# EXERCISE REQUIREMENTS
Show every line that has the string "Spot" in it.

# AVAILABLE DATA start

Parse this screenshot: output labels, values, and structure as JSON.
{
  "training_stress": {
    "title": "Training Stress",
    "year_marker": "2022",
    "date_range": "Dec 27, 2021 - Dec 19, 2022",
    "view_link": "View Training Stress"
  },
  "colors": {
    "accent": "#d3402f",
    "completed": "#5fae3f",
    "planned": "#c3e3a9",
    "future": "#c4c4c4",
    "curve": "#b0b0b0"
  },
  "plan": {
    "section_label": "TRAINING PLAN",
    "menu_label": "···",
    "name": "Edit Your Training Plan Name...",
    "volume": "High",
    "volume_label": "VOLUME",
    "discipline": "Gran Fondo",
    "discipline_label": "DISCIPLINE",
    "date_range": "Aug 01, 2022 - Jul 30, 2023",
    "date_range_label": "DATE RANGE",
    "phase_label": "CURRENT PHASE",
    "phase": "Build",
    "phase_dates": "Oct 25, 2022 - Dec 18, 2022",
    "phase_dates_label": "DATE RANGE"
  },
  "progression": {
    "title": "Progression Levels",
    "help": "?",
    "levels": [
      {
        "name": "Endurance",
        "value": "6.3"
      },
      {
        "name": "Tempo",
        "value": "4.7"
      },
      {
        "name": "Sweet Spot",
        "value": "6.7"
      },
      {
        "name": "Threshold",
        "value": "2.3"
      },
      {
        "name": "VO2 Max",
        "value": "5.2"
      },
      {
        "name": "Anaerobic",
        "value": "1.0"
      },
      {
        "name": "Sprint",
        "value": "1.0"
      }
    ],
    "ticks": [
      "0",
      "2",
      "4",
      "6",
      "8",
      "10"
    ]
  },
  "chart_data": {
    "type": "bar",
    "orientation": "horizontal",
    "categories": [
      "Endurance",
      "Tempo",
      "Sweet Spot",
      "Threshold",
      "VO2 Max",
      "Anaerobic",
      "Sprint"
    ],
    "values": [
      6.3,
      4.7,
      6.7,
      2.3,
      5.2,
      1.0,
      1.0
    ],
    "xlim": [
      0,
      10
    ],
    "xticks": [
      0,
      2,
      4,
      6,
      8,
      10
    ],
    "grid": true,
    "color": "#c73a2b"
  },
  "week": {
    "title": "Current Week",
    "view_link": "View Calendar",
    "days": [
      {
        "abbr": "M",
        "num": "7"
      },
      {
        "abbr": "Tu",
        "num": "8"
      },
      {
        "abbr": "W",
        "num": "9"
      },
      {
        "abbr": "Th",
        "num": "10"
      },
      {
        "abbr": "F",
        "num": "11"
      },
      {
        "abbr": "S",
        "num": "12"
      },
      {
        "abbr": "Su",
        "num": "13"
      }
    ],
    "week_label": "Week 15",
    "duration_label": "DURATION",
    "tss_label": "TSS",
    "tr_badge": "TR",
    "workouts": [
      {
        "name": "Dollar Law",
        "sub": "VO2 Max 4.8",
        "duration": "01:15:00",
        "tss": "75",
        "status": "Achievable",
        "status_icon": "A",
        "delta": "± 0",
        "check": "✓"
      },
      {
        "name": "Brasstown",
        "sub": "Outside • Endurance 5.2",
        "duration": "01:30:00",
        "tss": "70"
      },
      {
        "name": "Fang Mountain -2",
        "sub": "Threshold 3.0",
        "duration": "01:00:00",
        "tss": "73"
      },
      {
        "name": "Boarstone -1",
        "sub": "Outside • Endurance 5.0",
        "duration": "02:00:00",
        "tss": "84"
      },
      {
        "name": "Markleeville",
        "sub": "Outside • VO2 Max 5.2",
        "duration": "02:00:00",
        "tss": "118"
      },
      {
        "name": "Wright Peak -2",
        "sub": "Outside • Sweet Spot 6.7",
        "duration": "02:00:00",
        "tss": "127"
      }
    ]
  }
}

# AVAILABLE DATA end

# REPLY TO THE EXERCISE
        "name": "Sweet Spot",
      "Sweet Spot",
        "sub": "Outside • Sweet Spot 6.7",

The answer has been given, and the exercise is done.